** Written request **
Filter the entries below, keeping only lines with the word "Assyrians".

** Given records **
==*==
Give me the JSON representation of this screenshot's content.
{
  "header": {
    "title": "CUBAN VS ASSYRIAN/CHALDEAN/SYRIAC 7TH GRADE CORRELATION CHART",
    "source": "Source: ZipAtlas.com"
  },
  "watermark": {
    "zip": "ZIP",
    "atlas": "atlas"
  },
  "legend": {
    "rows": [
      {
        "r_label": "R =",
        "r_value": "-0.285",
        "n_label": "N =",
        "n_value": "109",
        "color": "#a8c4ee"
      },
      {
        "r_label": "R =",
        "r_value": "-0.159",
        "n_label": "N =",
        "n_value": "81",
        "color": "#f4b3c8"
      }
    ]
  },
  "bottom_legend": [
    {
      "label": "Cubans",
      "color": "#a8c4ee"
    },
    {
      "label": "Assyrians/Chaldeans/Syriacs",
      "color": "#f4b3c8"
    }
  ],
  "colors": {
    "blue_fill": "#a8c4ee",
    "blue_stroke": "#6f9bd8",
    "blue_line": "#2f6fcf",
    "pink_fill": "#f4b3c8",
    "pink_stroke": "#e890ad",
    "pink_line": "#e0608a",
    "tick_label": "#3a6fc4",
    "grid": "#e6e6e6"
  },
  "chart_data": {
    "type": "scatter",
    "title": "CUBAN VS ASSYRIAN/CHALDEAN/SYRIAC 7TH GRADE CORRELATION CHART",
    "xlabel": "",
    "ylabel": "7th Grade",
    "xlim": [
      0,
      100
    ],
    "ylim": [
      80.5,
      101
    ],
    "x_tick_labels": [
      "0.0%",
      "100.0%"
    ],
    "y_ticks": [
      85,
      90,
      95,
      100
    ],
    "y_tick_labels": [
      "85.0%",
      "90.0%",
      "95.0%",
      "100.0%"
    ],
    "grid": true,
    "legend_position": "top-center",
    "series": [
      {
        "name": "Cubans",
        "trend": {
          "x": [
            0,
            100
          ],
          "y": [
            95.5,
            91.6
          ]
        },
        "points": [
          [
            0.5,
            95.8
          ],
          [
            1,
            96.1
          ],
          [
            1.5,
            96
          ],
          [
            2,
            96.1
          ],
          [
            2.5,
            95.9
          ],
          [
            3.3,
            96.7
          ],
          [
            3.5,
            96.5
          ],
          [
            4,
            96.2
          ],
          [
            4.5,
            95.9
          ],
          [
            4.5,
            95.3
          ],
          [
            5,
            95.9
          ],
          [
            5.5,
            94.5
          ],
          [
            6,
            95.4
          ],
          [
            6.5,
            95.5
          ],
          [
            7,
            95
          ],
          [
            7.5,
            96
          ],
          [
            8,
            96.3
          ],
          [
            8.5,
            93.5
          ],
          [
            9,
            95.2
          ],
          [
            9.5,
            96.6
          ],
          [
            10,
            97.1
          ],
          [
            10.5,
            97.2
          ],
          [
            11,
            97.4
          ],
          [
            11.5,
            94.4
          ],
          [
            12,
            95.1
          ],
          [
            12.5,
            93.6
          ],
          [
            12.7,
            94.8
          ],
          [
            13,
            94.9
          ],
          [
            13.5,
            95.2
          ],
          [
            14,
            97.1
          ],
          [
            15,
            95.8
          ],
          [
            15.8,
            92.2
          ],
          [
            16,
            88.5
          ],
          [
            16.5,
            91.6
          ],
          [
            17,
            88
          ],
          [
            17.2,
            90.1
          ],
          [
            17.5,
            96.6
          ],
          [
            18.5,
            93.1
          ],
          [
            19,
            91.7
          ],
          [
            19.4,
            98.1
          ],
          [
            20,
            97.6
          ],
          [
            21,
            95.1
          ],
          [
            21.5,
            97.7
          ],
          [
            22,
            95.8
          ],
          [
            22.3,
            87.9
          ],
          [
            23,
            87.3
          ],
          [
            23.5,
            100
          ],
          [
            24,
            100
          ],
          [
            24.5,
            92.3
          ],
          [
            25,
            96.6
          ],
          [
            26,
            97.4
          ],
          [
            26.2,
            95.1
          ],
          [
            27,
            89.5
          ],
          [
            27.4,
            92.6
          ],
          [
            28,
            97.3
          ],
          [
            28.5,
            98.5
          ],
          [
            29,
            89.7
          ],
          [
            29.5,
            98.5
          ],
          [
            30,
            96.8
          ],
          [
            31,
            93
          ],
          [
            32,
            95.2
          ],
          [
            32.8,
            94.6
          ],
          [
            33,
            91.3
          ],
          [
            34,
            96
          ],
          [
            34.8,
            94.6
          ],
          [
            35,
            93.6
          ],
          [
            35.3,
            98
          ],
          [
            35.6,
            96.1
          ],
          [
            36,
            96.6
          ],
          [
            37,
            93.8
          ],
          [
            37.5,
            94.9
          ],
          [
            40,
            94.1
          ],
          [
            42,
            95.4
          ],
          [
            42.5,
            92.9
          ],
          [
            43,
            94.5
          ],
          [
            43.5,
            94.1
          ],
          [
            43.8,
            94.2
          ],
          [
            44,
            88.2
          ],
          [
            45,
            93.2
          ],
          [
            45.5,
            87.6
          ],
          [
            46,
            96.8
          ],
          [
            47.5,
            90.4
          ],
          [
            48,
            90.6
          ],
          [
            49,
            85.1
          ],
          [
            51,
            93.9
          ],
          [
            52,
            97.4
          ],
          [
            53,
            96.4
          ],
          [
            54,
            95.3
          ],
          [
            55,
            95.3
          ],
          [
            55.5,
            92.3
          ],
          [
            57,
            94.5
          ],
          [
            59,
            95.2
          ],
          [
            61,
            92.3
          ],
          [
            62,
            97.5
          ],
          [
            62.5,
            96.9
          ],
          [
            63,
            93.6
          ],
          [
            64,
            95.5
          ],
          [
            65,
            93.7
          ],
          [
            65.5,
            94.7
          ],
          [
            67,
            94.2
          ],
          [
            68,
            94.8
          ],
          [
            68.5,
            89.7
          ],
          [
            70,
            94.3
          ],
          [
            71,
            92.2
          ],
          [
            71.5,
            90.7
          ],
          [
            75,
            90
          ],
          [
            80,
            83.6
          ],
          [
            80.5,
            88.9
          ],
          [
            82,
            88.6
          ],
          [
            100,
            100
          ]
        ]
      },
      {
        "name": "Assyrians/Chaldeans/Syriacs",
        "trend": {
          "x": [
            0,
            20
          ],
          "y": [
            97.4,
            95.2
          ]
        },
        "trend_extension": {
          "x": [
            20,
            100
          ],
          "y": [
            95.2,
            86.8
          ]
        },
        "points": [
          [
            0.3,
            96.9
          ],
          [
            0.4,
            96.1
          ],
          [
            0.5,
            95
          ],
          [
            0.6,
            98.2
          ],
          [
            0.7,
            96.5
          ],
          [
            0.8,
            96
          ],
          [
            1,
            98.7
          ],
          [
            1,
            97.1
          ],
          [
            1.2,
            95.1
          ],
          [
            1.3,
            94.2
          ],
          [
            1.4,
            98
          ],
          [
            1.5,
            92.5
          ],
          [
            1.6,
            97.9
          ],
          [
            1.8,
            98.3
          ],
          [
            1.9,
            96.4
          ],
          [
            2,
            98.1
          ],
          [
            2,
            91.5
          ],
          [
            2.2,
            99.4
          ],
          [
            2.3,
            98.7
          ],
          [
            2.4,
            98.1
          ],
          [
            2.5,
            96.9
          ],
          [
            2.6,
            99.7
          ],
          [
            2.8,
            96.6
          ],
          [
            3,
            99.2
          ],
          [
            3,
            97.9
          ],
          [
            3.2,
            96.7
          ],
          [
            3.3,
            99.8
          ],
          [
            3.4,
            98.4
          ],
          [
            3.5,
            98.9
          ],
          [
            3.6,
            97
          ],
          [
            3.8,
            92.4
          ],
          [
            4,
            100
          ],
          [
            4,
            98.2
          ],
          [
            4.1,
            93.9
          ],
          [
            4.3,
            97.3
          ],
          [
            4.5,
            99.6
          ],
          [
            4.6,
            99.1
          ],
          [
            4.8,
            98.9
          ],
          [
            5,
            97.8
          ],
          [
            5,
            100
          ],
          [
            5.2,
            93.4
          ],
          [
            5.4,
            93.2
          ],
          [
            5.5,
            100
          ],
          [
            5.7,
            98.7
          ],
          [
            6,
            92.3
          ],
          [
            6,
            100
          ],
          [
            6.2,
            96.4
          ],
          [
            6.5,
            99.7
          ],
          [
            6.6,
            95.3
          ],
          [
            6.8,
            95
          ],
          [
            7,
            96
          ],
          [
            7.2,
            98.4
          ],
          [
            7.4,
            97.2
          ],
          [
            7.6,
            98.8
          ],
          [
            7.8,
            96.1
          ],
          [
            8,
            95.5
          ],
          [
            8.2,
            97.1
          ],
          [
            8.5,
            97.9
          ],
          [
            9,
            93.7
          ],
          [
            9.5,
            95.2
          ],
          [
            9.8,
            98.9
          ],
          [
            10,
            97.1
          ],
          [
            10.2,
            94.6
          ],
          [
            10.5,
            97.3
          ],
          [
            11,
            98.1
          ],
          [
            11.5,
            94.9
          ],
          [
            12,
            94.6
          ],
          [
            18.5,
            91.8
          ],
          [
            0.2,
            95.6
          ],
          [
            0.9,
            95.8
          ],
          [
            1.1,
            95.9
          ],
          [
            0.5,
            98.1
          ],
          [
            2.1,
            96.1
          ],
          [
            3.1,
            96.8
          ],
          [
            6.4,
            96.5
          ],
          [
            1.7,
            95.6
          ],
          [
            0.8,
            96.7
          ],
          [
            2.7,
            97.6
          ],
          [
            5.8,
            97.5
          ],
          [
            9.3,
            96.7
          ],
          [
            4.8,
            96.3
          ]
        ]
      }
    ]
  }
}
==*==
** Right answer **
      "label": "Assyrians/Chaldeans/Syriacs",
        "name": "Assyrians/Chaldeans/Syriacs",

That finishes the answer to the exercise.